> _REQUIRED WORK_: Copy out, from the entries below, each line holding the string "solutions".

> _TASK DATA_:

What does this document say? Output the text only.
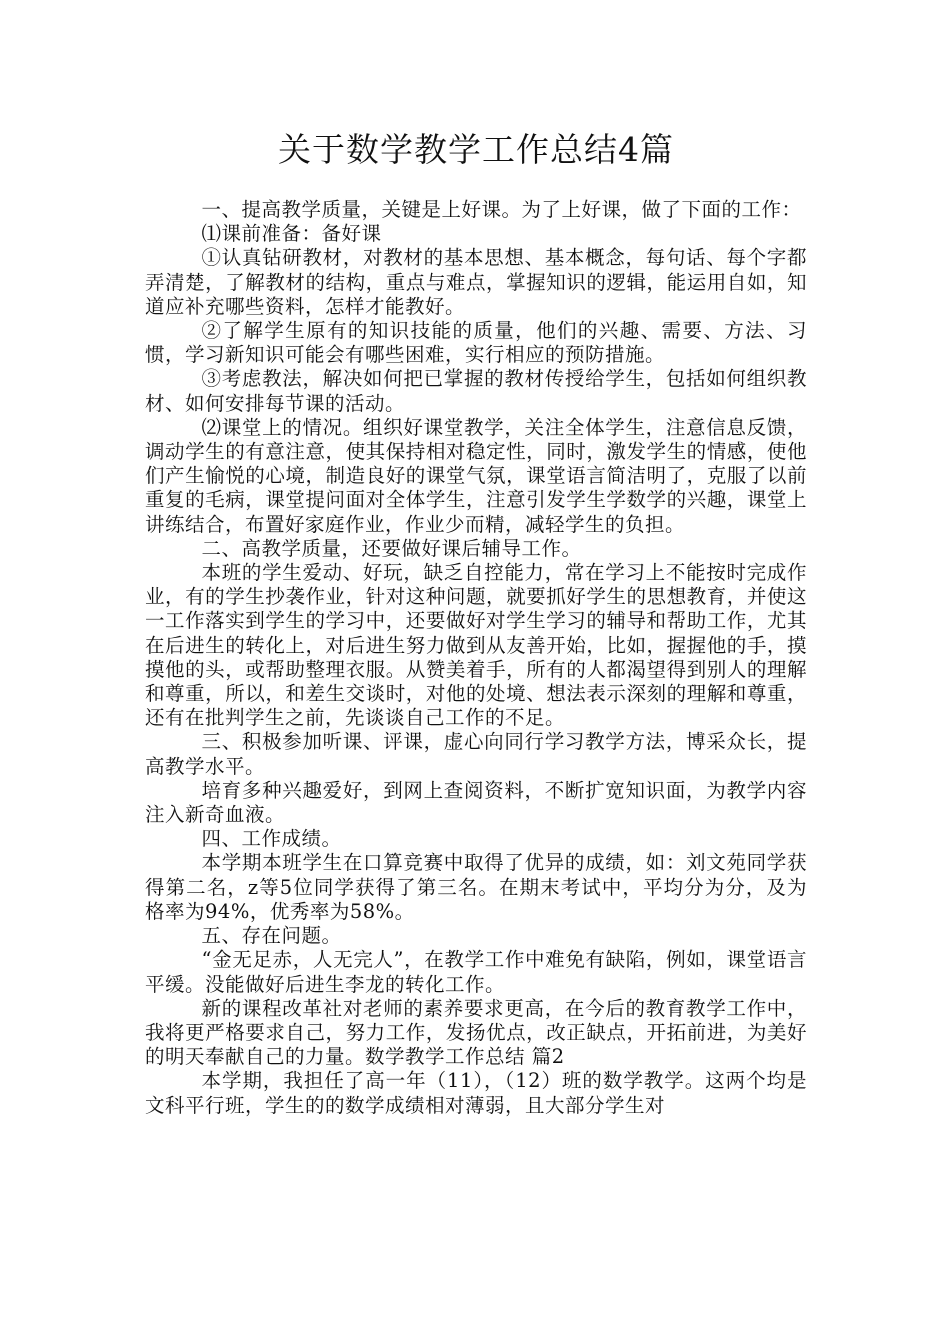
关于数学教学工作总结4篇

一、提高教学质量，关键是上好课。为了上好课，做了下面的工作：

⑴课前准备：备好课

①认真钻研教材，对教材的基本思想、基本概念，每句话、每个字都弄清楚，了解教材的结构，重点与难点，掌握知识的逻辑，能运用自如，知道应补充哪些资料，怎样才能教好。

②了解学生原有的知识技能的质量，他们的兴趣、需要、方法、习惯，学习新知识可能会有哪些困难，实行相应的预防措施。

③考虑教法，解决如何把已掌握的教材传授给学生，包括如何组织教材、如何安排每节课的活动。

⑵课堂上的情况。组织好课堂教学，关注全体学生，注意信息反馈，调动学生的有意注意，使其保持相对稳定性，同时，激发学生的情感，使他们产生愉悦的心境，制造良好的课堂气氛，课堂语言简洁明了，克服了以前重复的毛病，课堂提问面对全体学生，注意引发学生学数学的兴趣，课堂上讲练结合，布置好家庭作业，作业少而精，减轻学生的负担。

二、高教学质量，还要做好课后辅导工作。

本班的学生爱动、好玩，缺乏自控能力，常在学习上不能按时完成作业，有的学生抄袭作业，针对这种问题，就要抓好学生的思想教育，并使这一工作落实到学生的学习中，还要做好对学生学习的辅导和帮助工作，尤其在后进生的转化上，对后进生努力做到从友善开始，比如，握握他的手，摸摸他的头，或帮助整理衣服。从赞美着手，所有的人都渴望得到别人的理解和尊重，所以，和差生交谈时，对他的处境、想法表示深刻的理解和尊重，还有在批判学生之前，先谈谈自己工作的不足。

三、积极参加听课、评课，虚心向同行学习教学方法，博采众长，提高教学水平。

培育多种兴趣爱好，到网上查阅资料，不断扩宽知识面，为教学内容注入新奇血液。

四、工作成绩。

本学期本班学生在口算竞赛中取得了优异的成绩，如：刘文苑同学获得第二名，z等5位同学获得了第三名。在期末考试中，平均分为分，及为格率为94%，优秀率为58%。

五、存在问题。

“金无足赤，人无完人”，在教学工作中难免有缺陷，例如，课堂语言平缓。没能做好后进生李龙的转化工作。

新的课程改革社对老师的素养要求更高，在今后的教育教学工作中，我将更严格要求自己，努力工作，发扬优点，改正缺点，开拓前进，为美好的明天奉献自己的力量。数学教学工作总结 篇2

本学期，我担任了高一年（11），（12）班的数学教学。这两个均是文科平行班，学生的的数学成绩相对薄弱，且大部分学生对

---

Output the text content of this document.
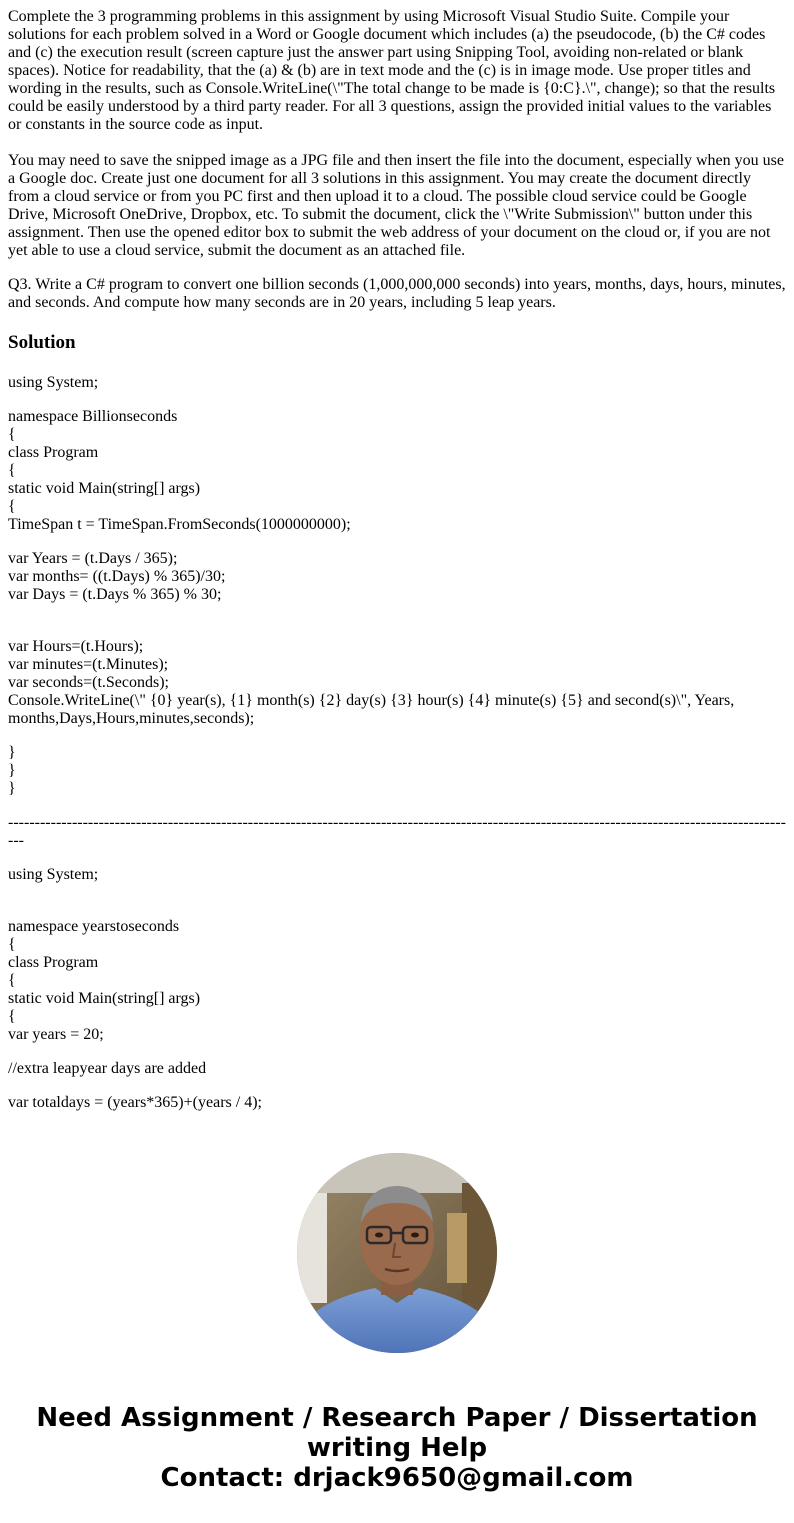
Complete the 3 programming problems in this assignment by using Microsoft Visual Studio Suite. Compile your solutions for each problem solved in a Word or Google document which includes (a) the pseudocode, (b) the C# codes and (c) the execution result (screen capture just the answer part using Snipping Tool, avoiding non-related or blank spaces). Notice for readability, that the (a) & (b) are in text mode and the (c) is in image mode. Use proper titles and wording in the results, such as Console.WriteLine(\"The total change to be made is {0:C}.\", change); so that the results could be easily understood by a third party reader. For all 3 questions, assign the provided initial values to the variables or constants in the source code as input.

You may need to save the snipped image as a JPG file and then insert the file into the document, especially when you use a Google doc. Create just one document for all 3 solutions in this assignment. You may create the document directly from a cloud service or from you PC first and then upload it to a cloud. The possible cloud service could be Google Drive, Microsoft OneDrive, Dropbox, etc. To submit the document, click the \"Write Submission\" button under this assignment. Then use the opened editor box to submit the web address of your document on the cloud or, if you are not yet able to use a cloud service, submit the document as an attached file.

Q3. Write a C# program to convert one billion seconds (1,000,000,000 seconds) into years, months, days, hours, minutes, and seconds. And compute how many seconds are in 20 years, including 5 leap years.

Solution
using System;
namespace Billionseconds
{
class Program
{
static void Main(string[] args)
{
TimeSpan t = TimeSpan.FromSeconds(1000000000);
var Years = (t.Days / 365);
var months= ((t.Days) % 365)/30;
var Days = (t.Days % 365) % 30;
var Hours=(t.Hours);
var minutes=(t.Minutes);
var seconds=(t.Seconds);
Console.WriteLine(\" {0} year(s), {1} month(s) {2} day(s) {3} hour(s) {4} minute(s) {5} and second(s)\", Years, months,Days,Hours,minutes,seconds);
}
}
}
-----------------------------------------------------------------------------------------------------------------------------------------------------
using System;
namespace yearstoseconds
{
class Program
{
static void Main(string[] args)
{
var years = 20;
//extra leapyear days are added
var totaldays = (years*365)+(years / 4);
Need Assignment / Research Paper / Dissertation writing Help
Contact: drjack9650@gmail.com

> _TASK SOLUTION_:
Complete the 3 programming problems in this assignment by using Microsoft Visual Studio Suite. Compile your solutions for each problem solved in a Word or Google document which includes (a) the pseudocode, (b) the C# codes and (c) the execution result (screen capture just the answer part using Snipping Tool, avoiding non-related or blank spaces). Notice for readability, that the (a) & (b) are in text mode and the (c) is in image mode. Use proper titles and wording in the results, such as Console.WriteLine(\"The total change to be made is {0:C}.\", change); so that the results could be easily understood by a third party reader. For all 3 questions, assign the provided initial values to the variables or constants in the source code as input.
You may need to save the snipped image as a JPG file and then insert the file into the document, especially when you use a Google doc. Create just one document for all 3 solutions in this assignment. You may create the document directly from a cloud service or from you PC first and then upload it to a cloud. The possible cloud service could be Google Drive, Microsoft OneDrive, Dropbox, etc. To submit the document, click the \"Write Submission\" button under this assignment. Then use the opened editor box to submit the web address of your document on the cloud or, if you are not yet able to use a cloud service, submit the document as an attached file.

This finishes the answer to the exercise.